Directions: Each line containing the word "ylabel" needs to be copied.

Record set:
────────

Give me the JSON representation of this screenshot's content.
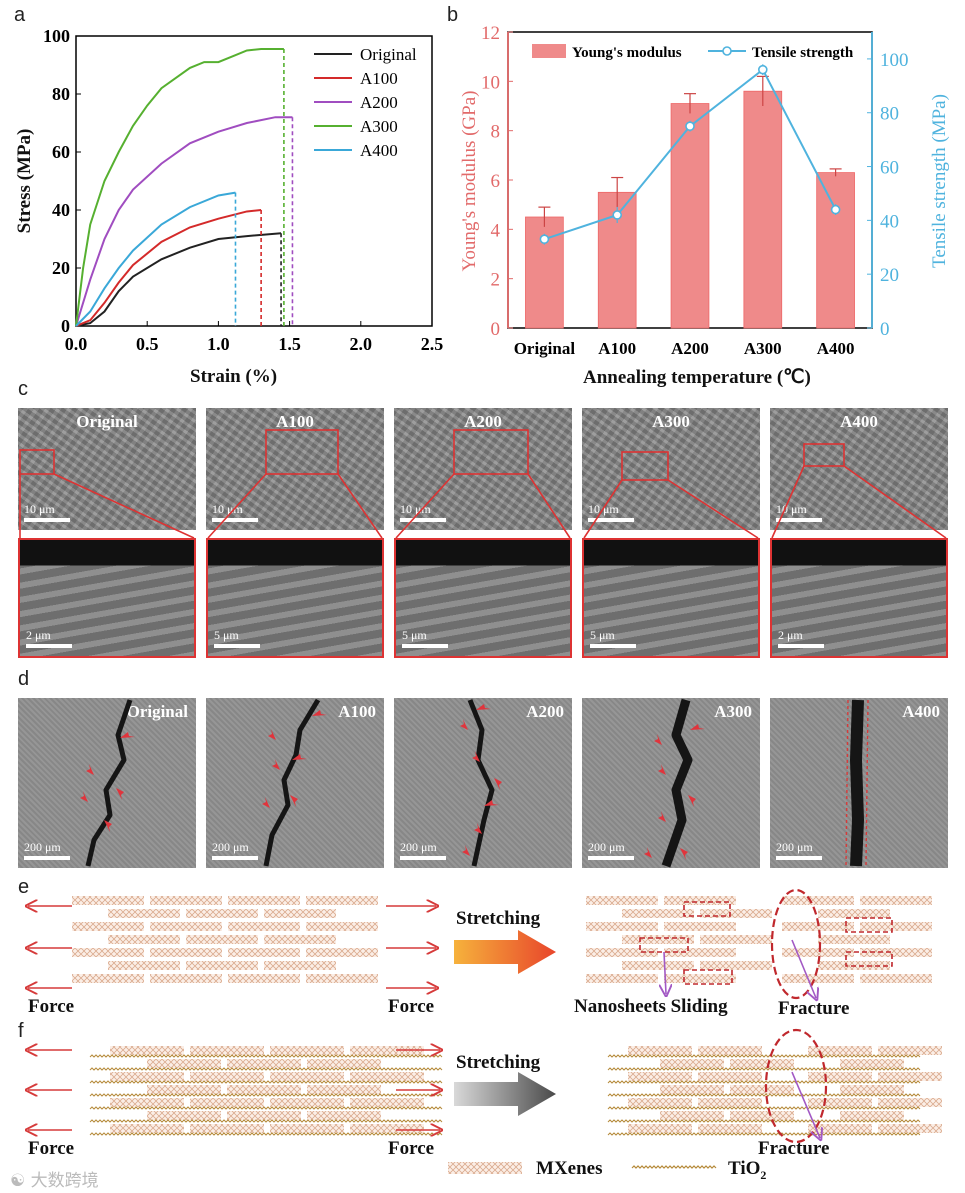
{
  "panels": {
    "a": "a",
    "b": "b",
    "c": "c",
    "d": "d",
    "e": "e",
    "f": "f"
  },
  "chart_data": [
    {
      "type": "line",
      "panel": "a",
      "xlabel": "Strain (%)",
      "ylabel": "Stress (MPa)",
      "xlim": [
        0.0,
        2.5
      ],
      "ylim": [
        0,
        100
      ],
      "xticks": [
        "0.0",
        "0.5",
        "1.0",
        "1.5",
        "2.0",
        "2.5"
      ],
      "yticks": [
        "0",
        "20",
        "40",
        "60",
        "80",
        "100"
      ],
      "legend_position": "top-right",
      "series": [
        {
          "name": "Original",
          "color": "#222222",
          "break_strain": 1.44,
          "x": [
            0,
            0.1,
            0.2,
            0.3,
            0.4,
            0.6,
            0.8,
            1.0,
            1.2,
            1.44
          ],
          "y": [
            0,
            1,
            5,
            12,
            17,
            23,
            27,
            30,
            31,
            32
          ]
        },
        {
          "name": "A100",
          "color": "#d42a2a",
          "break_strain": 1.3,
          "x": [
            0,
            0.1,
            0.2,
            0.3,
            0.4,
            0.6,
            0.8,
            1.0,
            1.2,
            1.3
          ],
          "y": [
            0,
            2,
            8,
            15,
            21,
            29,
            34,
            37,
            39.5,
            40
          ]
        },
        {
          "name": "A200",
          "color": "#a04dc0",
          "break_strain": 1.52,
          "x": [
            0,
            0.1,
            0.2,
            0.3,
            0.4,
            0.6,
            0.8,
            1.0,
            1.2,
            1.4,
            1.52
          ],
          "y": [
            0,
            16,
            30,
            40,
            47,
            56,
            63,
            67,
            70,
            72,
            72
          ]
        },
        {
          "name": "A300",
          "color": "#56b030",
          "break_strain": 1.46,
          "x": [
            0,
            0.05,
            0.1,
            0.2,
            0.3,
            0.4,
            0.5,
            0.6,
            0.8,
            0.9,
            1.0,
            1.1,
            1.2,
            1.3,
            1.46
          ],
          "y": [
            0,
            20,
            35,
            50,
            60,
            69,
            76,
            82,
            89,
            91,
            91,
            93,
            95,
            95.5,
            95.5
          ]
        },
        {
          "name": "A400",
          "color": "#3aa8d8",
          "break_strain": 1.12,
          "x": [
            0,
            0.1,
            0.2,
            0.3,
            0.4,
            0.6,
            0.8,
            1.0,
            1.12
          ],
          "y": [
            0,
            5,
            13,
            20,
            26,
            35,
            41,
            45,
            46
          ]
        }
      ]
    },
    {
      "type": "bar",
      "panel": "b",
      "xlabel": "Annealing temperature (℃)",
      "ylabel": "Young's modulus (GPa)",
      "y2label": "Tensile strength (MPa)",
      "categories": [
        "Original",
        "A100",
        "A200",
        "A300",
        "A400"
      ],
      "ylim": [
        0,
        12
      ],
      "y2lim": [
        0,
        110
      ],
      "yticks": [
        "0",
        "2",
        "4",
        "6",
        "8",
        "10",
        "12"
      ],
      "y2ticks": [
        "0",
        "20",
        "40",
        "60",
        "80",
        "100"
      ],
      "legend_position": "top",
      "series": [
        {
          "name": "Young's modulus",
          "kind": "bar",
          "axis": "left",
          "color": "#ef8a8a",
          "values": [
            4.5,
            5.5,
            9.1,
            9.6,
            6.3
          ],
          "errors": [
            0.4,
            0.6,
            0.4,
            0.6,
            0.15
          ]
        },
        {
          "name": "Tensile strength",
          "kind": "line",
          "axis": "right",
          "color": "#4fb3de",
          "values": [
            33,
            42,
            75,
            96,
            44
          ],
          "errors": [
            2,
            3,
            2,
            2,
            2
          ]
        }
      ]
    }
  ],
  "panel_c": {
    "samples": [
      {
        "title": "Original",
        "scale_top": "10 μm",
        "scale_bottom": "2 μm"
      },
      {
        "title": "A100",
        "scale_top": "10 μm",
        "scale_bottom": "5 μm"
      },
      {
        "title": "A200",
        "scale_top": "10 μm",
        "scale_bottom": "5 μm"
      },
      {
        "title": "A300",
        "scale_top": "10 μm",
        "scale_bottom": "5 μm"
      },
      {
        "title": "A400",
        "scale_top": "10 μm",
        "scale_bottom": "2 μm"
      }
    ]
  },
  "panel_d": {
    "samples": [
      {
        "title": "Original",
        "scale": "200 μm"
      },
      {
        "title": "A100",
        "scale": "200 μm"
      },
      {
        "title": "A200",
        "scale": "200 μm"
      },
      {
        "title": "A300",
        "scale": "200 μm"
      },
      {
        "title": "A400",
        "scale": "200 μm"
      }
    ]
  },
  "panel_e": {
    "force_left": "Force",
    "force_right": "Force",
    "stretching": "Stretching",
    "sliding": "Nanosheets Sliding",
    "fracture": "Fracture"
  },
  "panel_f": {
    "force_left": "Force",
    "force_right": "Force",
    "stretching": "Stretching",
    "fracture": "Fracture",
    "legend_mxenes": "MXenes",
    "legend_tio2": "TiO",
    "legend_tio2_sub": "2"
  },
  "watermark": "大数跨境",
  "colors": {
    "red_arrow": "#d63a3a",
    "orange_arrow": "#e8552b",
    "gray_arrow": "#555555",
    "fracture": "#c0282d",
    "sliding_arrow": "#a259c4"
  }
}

────────

The solution:
      "ylabel": "Stress (MPa)",
      "ylabel": "Young's modulus (GPa)",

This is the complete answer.